══ WORKING DATA

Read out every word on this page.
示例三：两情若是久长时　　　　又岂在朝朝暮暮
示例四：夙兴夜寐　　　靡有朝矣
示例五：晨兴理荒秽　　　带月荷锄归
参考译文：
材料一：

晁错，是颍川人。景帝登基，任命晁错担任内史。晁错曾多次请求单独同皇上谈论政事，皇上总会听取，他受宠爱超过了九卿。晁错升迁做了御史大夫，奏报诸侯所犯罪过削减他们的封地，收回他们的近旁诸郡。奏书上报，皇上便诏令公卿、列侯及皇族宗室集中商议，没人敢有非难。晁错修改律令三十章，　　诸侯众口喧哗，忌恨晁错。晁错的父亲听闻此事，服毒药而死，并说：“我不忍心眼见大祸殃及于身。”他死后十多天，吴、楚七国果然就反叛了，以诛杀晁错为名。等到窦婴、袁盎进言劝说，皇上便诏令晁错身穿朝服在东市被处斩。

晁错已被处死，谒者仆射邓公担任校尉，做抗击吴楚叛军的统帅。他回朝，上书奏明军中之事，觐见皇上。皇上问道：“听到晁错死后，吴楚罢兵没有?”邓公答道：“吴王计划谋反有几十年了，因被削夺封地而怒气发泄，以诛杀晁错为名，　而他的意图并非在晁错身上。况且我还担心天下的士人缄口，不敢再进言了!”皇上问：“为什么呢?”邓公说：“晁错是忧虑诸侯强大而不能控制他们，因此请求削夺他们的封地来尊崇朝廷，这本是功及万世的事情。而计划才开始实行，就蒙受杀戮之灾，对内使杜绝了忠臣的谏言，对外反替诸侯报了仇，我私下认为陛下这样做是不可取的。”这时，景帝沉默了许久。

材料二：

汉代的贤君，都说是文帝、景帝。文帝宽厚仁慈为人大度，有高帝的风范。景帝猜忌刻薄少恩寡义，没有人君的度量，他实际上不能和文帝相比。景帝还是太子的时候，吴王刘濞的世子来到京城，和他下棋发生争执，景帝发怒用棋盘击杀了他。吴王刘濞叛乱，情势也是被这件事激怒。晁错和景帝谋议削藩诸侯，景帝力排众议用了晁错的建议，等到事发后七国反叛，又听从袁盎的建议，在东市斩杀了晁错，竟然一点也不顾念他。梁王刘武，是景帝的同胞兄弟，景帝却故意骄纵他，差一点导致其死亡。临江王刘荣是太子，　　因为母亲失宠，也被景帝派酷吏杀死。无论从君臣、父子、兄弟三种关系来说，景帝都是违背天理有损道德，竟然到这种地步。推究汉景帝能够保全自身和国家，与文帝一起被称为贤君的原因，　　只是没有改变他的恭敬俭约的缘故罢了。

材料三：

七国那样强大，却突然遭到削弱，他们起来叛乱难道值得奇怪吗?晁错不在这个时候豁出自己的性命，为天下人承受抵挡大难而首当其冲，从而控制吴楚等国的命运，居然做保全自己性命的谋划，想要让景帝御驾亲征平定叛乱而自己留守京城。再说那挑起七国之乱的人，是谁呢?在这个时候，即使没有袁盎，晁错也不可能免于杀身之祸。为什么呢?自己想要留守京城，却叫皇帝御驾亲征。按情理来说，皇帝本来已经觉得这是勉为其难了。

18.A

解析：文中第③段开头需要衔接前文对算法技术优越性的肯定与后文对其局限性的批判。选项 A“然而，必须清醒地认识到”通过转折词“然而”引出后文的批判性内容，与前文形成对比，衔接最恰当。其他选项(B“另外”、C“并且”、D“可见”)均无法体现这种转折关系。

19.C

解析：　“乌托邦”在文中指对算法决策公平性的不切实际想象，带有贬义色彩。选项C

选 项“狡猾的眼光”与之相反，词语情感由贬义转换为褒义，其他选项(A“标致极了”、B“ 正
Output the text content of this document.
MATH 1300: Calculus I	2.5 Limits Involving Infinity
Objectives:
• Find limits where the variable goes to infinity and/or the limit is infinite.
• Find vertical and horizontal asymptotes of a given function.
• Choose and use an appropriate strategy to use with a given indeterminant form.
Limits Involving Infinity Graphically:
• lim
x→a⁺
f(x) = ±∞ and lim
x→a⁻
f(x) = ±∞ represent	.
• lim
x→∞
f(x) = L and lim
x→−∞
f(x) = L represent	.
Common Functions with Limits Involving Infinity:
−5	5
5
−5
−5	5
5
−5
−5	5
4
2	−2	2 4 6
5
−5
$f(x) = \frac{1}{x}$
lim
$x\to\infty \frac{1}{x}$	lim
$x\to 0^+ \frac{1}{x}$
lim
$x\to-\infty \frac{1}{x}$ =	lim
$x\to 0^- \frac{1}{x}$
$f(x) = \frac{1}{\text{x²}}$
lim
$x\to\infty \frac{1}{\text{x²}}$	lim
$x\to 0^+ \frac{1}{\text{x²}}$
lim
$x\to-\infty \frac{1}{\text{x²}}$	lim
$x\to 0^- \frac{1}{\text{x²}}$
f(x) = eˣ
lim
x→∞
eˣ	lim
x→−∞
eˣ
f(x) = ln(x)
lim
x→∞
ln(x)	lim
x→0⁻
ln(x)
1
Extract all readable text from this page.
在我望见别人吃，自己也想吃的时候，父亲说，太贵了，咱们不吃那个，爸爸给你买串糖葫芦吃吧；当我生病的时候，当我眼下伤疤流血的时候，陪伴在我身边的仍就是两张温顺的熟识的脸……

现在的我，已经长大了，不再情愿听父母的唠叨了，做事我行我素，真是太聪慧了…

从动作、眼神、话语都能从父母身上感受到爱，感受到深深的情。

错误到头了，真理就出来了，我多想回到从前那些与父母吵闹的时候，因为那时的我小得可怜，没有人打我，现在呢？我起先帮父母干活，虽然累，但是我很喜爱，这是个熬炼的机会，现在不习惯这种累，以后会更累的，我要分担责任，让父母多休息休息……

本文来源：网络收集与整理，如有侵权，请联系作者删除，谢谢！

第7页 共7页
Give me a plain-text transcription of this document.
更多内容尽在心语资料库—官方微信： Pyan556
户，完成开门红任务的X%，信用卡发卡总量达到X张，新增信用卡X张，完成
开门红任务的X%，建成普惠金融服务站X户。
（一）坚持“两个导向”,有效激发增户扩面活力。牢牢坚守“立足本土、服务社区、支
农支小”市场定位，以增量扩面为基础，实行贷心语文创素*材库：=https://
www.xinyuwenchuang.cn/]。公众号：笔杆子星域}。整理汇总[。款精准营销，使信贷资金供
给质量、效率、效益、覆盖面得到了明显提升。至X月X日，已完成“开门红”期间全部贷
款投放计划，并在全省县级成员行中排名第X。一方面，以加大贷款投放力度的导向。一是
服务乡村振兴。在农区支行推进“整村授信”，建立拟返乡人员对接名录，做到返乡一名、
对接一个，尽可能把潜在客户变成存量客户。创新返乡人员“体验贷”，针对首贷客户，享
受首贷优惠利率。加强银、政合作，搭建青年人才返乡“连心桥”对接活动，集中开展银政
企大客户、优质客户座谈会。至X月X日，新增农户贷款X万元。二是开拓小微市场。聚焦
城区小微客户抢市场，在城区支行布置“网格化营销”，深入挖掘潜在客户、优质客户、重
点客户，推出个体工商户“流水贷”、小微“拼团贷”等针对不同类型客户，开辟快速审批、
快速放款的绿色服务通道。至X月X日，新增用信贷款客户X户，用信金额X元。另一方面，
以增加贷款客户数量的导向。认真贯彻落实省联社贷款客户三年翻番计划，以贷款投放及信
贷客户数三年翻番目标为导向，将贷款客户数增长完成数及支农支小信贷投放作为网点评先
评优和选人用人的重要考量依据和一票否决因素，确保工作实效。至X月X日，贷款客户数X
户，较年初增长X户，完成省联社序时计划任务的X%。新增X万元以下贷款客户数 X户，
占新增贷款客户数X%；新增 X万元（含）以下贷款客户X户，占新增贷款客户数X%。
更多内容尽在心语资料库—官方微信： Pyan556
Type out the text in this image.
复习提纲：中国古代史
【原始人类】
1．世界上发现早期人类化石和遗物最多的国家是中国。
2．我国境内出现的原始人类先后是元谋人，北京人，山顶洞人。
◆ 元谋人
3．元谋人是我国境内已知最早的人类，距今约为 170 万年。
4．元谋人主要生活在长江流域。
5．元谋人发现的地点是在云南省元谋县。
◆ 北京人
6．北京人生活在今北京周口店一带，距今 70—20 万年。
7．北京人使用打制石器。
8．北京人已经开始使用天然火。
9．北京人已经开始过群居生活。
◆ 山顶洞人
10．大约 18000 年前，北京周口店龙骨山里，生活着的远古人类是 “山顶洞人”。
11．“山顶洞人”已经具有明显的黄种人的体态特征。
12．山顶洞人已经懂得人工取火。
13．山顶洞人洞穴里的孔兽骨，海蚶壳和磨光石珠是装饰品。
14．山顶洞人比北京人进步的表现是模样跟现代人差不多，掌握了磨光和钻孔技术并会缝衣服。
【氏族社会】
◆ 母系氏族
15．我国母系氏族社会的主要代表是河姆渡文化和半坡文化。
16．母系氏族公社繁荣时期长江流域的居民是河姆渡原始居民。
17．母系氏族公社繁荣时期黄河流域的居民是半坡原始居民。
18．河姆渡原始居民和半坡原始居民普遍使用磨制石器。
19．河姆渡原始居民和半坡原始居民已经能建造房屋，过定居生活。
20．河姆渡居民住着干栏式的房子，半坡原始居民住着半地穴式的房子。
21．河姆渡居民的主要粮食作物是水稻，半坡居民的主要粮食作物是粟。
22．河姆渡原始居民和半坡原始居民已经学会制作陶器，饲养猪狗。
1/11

════

▶ _SHORT PROBLEM_: In the material above, show every line where the word "Involving" turns up.

▶ _RESPONSE BELOW_:
MATH 1300: Calculus I	2.5 Limits Involving Infinity
Limits Involving Infinity Graphically:
Common Functions with Limits Involving Infinity:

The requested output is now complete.